• Dataset extract:
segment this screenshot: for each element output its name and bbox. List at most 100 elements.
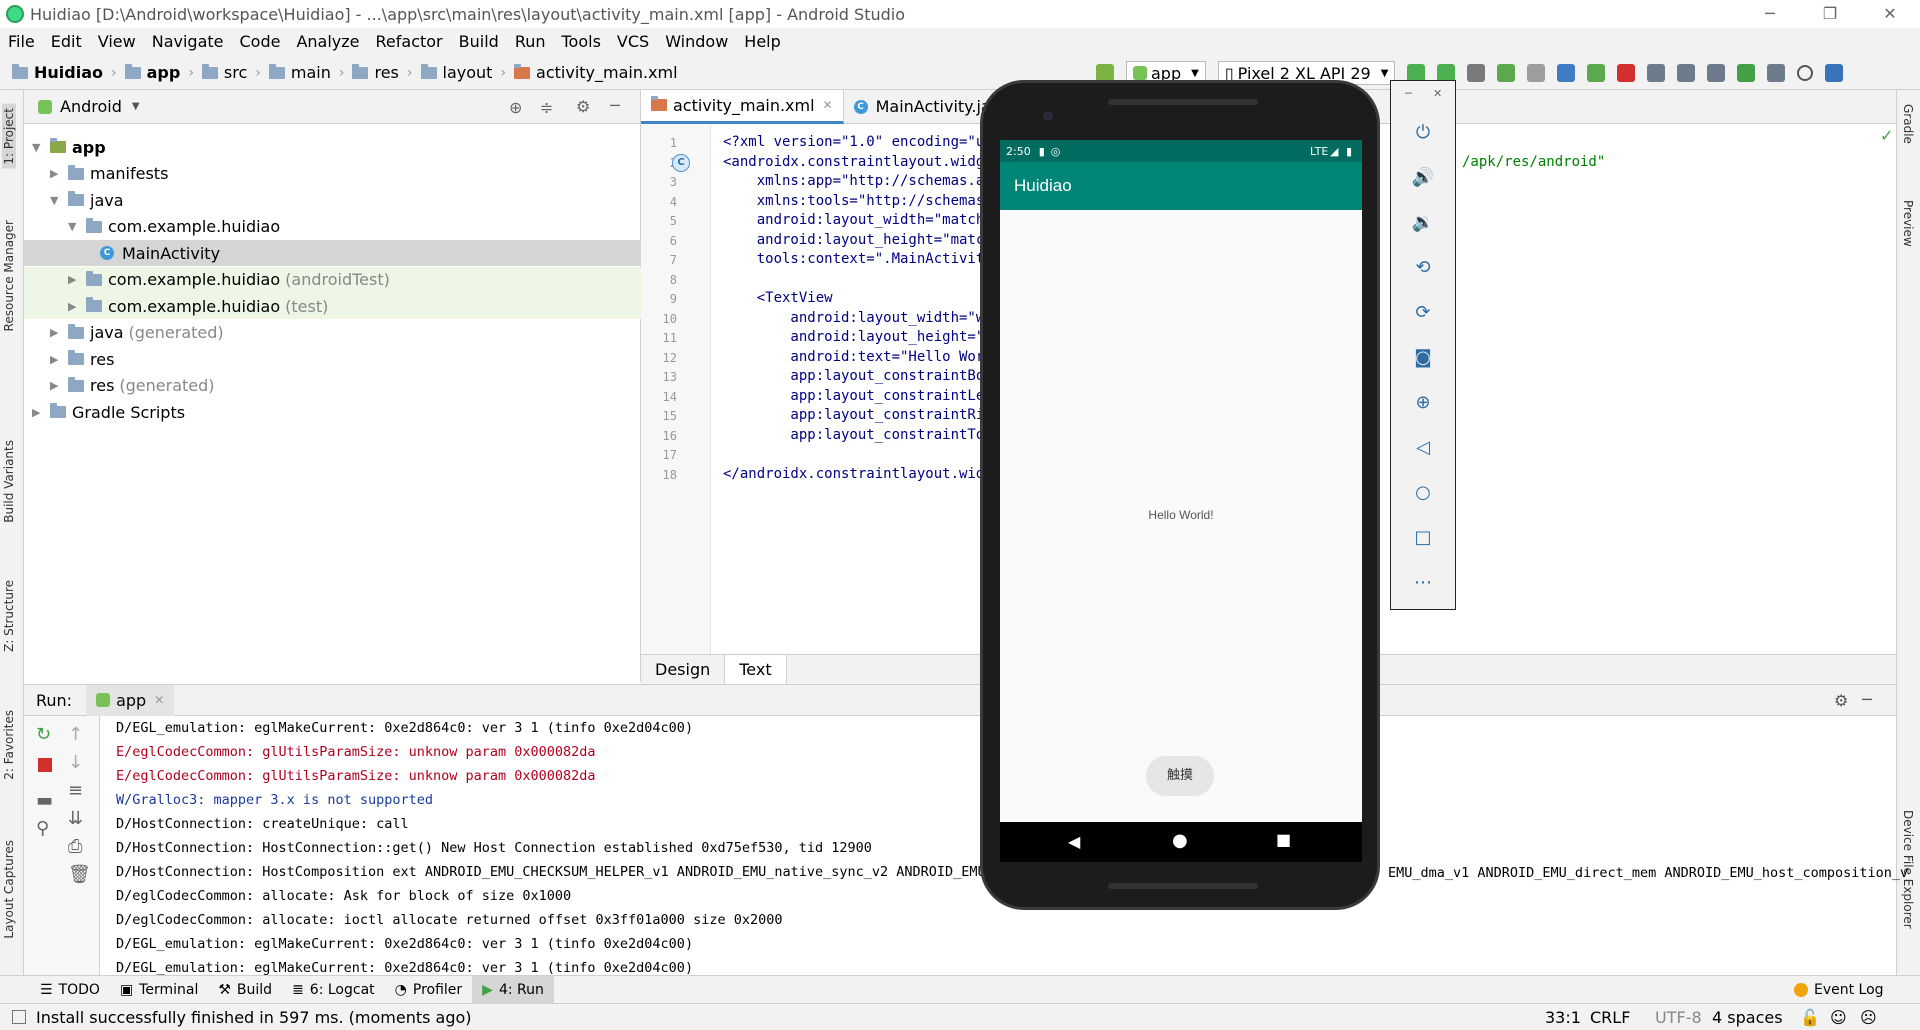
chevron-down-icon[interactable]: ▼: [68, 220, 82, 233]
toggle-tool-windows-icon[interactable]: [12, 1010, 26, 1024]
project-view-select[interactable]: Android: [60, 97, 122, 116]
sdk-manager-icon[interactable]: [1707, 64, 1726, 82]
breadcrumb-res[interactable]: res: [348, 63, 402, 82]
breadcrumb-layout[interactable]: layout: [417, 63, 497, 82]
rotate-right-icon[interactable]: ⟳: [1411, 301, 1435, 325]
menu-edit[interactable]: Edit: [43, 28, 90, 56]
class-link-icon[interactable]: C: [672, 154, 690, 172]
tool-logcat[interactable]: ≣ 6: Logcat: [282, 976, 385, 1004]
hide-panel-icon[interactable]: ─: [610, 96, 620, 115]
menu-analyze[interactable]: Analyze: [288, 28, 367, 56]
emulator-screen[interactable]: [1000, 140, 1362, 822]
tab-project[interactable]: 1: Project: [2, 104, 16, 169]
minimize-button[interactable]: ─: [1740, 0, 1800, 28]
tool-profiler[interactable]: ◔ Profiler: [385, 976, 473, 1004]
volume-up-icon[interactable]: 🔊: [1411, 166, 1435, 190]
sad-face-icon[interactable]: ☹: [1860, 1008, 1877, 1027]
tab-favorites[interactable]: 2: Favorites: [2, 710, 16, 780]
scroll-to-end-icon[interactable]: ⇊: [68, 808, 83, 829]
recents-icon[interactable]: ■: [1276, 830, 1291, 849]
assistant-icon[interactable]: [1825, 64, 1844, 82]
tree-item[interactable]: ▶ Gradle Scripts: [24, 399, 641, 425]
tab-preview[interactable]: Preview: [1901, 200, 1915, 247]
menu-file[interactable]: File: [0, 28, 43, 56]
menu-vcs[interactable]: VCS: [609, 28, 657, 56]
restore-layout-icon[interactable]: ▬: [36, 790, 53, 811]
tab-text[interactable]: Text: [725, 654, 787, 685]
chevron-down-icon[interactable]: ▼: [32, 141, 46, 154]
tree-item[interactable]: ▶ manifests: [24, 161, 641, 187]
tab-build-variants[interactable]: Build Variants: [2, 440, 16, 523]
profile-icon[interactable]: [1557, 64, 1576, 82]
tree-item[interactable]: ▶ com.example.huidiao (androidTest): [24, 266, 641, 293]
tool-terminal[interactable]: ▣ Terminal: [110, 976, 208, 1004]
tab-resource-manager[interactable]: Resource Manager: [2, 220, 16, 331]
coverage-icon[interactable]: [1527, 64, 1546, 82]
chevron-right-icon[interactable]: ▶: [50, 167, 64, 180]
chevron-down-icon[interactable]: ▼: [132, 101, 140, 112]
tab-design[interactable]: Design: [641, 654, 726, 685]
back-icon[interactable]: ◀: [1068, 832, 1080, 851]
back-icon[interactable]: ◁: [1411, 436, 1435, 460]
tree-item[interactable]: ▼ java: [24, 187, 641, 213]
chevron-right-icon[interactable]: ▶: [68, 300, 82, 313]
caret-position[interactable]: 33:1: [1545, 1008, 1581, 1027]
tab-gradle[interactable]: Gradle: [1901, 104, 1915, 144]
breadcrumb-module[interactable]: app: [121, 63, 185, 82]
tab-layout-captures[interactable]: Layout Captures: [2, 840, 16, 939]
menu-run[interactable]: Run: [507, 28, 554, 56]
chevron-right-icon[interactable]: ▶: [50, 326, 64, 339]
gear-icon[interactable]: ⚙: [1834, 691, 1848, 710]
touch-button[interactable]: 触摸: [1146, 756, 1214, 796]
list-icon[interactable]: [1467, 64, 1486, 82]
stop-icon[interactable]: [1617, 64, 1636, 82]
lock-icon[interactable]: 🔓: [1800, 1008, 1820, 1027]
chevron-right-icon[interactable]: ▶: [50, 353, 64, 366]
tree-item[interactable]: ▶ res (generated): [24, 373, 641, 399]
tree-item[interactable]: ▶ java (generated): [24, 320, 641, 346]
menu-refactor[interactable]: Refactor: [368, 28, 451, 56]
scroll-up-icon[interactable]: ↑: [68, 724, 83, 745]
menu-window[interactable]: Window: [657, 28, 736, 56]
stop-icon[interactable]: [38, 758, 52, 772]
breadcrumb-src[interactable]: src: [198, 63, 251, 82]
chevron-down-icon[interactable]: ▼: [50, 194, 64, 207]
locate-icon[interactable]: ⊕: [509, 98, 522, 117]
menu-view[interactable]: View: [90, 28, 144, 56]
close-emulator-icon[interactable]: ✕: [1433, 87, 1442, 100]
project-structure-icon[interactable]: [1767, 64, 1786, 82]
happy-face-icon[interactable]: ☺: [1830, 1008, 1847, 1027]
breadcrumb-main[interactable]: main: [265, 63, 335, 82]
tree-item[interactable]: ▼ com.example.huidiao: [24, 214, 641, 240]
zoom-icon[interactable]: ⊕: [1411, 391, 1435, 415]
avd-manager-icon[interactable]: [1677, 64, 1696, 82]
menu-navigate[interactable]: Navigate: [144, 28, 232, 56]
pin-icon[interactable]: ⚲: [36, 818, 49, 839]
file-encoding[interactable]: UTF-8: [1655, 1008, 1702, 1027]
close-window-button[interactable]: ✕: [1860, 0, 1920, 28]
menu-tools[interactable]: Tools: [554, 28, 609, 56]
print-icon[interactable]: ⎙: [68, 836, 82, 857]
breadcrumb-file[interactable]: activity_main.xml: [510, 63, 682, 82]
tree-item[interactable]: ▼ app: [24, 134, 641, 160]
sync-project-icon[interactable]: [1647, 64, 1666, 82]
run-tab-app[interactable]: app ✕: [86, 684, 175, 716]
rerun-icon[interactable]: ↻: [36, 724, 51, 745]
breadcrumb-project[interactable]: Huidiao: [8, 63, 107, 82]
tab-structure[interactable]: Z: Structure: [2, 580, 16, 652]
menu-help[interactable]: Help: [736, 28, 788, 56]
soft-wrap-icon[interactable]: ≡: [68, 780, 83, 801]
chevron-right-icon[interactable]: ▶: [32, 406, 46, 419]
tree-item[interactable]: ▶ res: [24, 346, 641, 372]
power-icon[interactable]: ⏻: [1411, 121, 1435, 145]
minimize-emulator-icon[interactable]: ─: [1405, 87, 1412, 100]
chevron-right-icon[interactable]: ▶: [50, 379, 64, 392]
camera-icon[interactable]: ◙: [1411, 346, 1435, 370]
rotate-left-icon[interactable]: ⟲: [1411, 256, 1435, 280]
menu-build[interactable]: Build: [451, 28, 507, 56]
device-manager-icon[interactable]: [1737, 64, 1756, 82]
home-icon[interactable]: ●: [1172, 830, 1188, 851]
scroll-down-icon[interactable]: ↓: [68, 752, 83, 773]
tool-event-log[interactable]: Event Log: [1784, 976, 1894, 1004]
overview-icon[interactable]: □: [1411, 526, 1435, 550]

• Requirement: Identify each line in the entries above that contains the string "close" and copy those lines in full. Matching is case-sensitive.

• Completed exercise:
close-emulator-icon[interactable]: ✕: [1433, 87, 1442, 100]
close-window-button[interactable]: ✕: [1860, 0, 1920, 28]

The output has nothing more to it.